[Element region listings]
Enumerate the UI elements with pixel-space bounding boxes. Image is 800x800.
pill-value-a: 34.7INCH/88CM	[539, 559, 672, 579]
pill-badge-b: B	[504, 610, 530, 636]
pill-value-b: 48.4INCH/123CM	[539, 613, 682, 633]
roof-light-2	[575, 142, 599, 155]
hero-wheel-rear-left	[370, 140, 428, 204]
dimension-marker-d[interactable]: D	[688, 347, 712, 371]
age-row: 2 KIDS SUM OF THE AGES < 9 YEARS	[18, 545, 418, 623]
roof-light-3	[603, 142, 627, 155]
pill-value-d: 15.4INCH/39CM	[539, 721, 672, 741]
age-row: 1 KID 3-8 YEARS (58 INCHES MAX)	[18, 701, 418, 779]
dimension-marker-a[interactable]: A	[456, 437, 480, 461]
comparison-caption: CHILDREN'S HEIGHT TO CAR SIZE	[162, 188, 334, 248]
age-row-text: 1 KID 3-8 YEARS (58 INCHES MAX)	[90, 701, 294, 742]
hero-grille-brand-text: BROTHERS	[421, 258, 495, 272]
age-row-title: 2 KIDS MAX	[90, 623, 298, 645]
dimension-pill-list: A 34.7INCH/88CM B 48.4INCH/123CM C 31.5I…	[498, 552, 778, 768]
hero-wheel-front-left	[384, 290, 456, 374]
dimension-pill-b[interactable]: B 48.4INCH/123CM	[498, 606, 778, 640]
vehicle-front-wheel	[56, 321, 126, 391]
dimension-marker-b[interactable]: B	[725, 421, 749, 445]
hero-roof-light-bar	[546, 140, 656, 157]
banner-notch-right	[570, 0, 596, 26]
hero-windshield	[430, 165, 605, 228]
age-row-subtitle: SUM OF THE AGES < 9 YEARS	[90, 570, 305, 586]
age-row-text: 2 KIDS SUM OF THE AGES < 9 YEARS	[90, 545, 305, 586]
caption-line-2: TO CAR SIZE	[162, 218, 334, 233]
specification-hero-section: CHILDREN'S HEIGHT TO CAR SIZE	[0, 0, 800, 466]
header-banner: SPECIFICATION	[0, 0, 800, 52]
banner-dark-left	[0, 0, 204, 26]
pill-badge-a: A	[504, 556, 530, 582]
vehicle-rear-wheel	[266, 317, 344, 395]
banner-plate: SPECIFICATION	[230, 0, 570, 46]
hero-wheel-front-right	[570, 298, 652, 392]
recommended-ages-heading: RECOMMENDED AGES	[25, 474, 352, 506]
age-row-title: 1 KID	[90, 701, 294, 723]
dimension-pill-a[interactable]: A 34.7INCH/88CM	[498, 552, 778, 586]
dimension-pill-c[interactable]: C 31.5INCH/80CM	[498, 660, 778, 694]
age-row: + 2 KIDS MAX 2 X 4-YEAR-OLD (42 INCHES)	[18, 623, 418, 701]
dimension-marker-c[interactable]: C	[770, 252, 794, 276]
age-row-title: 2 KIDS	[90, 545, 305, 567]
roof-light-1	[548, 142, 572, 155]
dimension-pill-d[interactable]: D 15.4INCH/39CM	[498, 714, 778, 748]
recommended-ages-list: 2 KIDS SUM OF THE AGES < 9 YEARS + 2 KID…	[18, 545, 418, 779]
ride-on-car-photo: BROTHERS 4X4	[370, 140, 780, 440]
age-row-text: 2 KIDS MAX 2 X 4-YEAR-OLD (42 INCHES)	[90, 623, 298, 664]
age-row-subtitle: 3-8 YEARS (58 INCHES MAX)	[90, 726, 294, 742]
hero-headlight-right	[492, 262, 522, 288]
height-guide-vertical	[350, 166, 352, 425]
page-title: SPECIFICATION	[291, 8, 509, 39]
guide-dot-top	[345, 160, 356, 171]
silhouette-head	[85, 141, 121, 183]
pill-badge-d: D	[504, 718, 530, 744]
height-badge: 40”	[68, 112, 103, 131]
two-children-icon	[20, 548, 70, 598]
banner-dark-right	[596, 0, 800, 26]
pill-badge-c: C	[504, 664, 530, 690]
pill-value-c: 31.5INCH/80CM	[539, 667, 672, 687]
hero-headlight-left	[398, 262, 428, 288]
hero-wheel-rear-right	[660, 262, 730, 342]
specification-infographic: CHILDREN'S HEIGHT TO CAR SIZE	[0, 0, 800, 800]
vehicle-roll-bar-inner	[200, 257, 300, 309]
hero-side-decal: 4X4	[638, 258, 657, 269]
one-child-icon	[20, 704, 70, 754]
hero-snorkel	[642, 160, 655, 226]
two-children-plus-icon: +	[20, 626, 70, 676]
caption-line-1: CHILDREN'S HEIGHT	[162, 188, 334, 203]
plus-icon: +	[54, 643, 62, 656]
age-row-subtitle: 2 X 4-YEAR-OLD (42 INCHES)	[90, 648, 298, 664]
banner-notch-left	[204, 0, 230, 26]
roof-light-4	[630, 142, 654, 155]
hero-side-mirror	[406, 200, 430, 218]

* [Task goal] Please return the records word for word, from the very start down to the line containing "721, 672, 741]", with both ends included.

* [Result of the task]
Enumerate the UI elements with pixel-space bounding boxes. Image is 800x800.
pill-value-a: 34.7INCH/88CM	[539, 559, 672, 579]
pill-badge-b: B	[504, 610, 530, 636]
pill-value-b: 48.4INCH/123CM	[539, 613, 682, 633]
roof-light-2	[575, 142, 599, 155]
hero-wheel-rear-left	[370, 140, 428, 204]
dimension-marker-d[interactable]: D	[688, 347, 712, 371]
age-row: 2 KIDS SUM OF THE AGES < 9 YEARS	[18, 545, 418, 623]
roof-light-3	[603, 142, 627, 155]
pill-value-d: 15.4INCH/39CM	[539, 721, 672, 741]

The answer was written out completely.